Aim »
Figure out how many lines of the material below contain the word "that". Answer with the number only.

Supplied material »
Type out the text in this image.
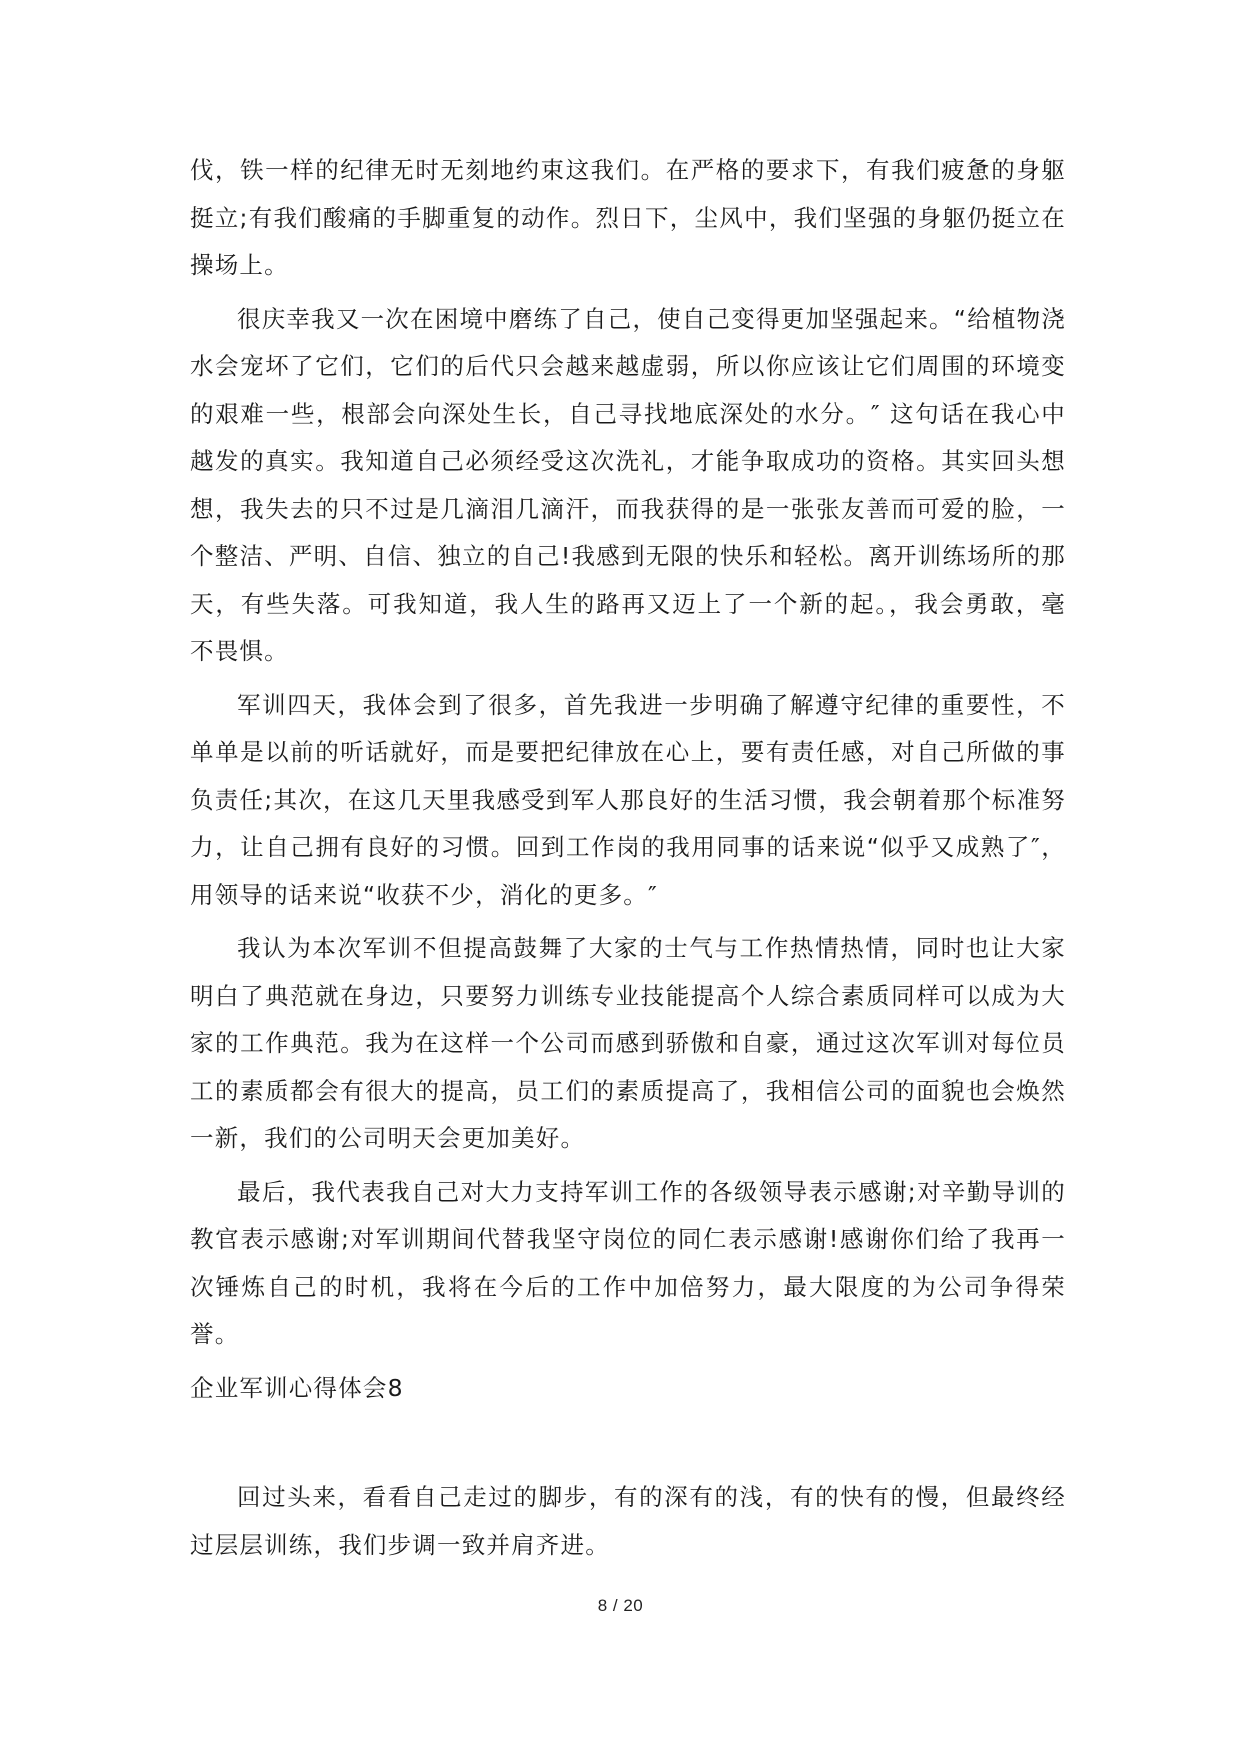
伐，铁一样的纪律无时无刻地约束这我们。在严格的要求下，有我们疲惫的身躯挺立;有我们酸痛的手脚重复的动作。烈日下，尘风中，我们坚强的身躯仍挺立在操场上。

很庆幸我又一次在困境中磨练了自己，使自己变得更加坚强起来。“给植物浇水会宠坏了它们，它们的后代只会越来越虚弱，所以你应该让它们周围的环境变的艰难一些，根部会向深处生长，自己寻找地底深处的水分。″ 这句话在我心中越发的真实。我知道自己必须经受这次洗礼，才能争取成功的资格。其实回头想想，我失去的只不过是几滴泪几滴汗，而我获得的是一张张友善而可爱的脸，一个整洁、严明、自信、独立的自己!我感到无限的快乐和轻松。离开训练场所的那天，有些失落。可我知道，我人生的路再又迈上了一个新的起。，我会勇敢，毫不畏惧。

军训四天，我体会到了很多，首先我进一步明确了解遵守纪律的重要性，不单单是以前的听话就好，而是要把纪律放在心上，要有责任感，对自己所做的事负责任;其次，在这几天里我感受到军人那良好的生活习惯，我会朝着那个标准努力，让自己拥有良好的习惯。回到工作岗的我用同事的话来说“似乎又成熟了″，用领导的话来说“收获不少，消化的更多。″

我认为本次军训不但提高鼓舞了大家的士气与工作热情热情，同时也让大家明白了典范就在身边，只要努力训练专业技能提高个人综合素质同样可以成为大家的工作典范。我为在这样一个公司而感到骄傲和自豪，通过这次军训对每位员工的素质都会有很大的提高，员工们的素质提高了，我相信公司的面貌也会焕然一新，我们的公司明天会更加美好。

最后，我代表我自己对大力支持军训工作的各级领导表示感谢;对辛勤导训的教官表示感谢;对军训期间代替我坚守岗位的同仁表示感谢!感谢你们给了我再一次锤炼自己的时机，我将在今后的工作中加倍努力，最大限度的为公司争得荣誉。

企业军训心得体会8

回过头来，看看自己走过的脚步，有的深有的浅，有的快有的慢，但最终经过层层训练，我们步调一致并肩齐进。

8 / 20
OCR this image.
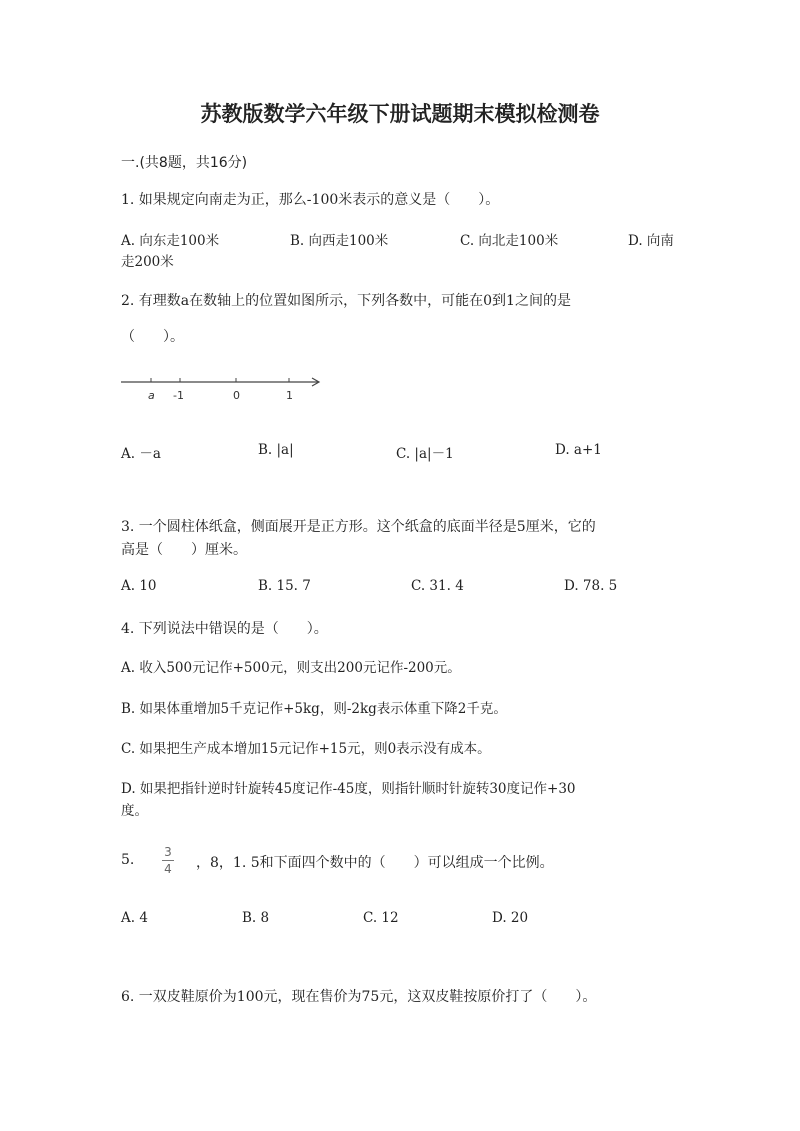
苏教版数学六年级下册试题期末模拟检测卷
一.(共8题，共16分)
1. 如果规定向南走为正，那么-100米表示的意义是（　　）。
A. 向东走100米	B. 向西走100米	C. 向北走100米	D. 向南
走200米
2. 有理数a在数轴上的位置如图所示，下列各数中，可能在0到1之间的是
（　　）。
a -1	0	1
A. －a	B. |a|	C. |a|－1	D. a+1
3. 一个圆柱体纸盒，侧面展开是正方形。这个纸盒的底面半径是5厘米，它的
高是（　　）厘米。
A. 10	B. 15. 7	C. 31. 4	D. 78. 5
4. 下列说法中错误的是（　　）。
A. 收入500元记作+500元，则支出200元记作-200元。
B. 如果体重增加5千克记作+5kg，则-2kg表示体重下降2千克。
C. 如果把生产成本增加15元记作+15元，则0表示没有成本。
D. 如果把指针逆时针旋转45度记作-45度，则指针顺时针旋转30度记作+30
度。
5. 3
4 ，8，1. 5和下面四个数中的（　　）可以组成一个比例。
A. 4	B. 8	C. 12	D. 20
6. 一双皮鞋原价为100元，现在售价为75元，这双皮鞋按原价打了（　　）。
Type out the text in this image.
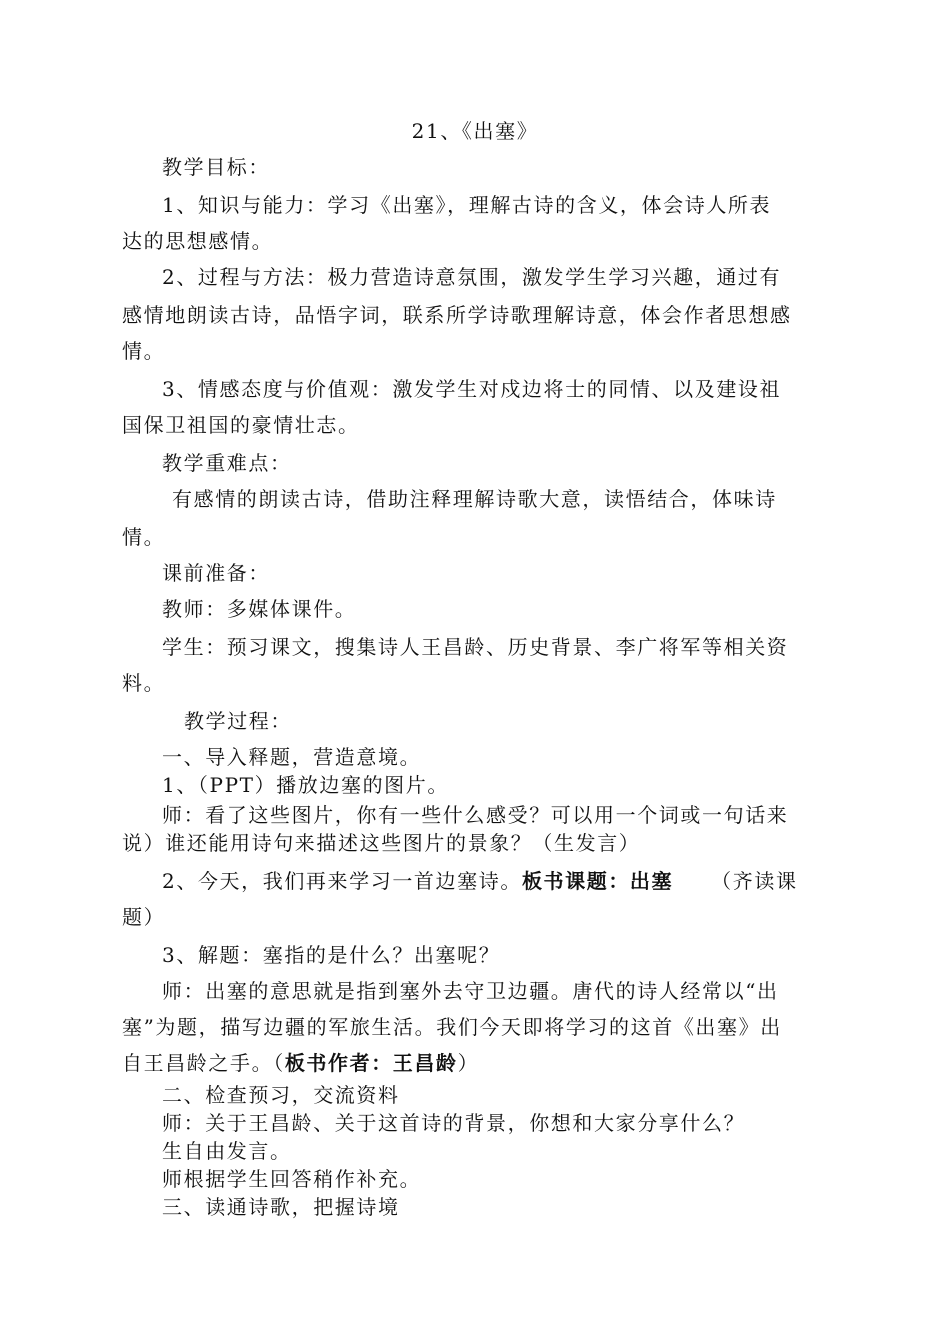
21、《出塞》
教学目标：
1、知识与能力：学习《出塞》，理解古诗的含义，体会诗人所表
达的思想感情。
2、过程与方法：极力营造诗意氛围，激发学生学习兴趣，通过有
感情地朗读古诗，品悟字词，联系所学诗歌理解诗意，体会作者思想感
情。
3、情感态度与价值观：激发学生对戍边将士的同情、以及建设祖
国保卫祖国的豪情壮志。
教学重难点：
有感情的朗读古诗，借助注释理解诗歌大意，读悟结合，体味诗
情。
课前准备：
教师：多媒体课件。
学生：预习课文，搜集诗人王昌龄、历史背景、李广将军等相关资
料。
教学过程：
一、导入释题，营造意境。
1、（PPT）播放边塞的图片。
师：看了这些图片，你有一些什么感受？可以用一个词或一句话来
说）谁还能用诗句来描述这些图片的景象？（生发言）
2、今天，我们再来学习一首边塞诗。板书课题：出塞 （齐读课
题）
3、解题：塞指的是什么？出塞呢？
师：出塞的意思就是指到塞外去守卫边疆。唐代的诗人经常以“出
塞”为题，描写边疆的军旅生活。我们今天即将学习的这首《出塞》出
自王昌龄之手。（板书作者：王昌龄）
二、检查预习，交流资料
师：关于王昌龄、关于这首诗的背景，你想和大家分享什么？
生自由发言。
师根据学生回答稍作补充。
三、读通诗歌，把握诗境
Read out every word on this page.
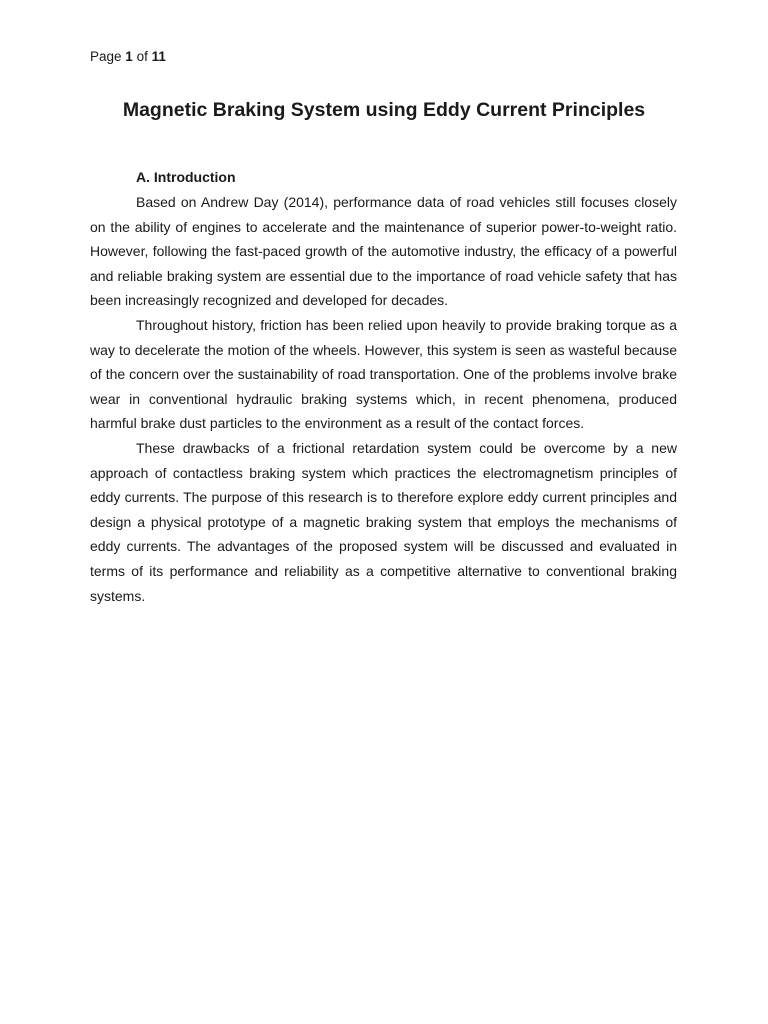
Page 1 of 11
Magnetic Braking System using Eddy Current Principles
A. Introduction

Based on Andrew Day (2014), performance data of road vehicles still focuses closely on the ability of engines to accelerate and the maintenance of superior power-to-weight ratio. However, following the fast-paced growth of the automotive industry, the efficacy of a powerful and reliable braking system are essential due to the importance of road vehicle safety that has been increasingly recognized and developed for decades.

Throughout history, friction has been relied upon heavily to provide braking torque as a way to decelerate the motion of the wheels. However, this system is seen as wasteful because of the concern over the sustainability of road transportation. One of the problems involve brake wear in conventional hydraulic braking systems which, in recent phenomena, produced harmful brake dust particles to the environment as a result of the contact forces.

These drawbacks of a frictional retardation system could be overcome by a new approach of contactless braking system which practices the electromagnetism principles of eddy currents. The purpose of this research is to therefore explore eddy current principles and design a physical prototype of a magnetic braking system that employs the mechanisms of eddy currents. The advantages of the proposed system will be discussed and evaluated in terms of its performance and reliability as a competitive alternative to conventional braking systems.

The reply »
2